PROBLEM TO SOLVE => Identify the lines that contain the string "document" and report only how many there are.

RECORDS SUPPLIED =>

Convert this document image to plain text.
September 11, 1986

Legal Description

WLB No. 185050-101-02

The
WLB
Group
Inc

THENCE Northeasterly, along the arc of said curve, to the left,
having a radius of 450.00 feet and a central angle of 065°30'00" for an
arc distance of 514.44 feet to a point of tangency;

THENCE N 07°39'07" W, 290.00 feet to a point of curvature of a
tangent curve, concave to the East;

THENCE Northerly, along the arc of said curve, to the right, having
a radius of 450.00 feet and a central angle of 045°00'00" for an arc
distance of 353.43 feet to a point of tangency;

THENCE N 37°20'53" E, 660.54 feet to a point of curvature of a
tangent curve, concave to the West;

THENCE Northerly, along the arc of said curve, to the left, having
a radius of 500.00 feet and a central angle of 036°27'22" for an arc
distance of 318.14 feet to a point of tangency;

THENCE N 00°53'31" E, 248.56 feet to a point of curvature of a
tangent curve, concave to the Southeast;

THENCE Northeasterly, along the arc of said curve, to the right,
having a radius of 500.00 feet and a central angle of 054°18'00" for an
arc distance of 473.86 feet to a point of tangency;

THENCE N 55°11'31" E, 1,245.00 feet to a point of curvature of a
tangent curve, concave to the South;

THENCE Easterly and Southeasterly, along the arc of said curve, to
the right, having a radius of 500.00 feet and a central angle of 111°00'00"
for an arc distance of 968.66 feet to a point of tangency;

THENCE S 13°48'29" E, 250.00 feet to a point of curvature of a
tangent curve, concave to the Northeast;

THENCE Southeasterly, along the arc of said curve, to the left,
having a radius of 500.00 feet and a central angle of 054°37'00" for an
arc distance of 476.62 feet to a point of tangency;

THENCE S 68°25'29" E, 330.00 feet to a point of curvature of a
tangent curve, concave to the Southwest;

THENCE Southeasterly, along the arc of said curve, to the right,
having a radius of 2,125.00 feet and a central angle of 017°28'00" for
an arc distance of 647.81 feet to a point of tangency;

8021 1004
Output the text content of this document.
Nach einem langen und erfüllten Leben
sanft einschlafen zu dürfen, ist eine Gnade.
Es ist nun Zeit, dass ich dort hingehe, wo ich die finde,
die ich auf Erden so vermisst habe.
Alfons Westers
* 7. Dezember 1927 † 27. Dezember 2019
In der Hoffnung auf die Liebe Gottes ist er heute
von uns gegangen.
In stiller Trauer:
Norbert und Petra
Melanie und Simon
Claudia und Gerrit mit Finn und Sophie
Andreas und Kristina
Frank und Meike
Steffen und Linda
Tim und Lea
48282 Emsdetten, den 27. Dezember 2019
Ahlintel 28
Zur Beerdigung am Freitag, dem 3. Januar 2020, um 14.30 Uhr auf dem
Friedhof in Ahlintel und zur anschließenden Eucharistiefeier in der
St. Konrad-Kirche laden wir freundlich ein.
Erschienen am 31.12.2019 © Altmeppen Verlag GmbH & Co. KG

SOLUTION TO THE PROBLEM => 2